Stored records
------------------------------------
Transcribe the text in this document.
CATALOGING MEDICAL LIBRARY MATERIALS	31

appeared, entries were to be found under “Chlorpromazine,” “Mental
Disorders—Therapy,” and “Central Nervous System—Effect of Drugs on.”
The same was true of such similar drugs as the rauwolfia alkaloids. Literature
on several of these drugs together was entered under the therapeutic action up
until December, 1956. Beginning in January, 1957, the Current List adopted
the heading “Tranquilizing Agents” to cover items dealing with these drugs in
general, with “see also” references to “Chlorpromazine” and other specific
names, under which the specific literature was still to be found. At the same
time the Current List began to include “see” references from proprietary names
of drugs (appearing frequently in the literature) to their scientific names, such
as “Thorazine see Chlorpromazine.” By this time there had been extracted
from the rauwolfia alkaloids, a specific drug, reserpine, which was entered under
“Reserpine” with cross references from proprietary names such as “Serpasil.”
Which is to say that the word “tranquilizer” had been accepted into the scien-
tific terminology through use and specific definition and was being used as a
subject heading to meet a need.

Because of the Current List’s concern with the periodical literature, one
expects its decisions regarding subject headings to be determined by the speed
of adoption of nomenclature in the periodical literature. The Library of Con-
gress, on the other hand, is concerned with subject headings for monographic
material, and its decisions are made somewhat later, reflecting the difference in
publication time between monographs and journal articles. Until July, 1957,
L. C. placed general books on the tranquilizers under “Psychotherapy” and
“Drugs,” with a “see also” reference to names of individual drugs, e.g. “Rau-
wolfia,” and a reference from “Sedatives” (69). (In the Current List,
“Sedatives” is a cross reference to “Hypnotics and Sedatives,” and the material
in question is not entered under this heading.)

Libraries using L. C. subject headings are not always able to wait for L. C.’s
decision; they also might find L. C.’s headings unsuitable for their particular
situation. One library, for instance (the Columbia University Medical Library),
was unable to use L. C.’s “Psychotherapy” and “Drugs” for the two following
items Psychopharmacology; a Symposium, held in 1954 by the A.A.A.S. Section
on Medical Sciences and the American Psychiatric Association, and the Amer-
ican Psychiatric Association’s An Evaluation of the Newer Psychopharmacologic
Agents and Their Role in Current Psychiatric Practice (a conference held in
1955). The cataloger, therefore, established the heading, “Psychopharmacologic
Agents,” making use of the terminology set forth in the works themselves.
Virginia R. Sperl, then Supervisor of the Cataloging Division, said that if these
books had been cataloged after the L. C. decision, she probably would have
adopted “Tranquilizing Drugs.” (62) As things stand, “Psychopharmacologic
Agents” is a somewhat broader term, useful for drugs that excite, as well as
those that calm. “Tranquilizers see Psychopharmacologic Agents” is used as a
------------------------------------
### Written request
Your task is to print the whole listing again exactly.

### Answer to the exercise
Transcribe the text in this document.
CATALOGING MEDICAL LIBRARY MATERIALS	31

appeared, entries were to be found under “Chlorpromazine,” “Mental
Disorders—Therapy,” and “Central Nervous System—Effect of Drugs on.”
The same was true of such similar drugs as the rauwolfia alkaloids. Literature
on several of these drugs together was entered under the therapeutic action up
until December, 1956. Beginning in January, 1957, the Current List adopted
the heading “Tranquilizing Agents” to cover items dealing with these drugs in
general, with “see also” references to “Chlorpromazine” and other specific
names, under which the specific literature was still to be found. At the same
time the Current List began to include “see” references from proprietary names
of drugs (appearing frequently in the literature) to their scientific names, such
as “Thorazine see Chlorpromazine.” By this time there had been extracted
from the rauwolfia alkaloids, a specific drug, reserpine, which was entered under
“Reserpine” with cross references from proprietary names such as “Serpasil.”
Which is to say that the word “tranquilizer” had been accepted into the scien-
tific terminology through use and specific definition and was being used as a
subject heading to meet a need.

Because of the Current List’s concern with the periodical literature, one
expects its decisions regarding subject headings to be determined by the speed
of adoption of nomenclature in the periodical literature. The Library of Con-
gress, on the other hand, is concerned with subject headings for monographic
material, and its decisions are made somewhat later, reflecting the difference in
publication time between monographs and journal articles. Until July, 1957,
L. C. placed general books on the tranquilizers under “Psychotherapy” and
“Drugs,” with a “see also” reference to names of individual drugs, e.g. “Rau-
wolfia,” and a reference from “Sedatives” (69). (In the Current List,
“Sedatives” is a cross reference to “Hypnotics and Sedatives,” and the material
in question is not entered under this heading.)

Libraries using L. C. subject headings are not always able to wait for L. C.’s
decision; they also might find L. C.’s headings unsuitable for their particular
situation. One library, for instance (the Columbia University Medical Library),
was unable to use L. C.’s “Psychotherapy” and “Drugs” for the two following
items Psychopharmacology; a Symposium, held in 1954 by the A.A.A.S. Section
on Medical Sciences and the American Psychiatric Association, and the Amer-
ican Psychiatric Association’s An Evaluation of the Newer Psychopharmacologic
Agents and Their Role in Current Psychiatric Practice (a conference held in
1955). The cataloger, therefore, established the heading, “Psychopharmacologic
Agents,” making use of the terminology set forth in the works themselves.
Virginia R. Sperl, then Supervisor of the Cataloging Division, said that if these
books had been cataloged after the L. C. decision, she probably would have
adopted “Tranquilizing Drugs.” (62) As things stand, “Psychopharmacologic
Agents” is a somewhat broader term, useful for drugs that excite, as well as
those that calm. “Tranquilizers see Psychopharmacologic Agents” is used as a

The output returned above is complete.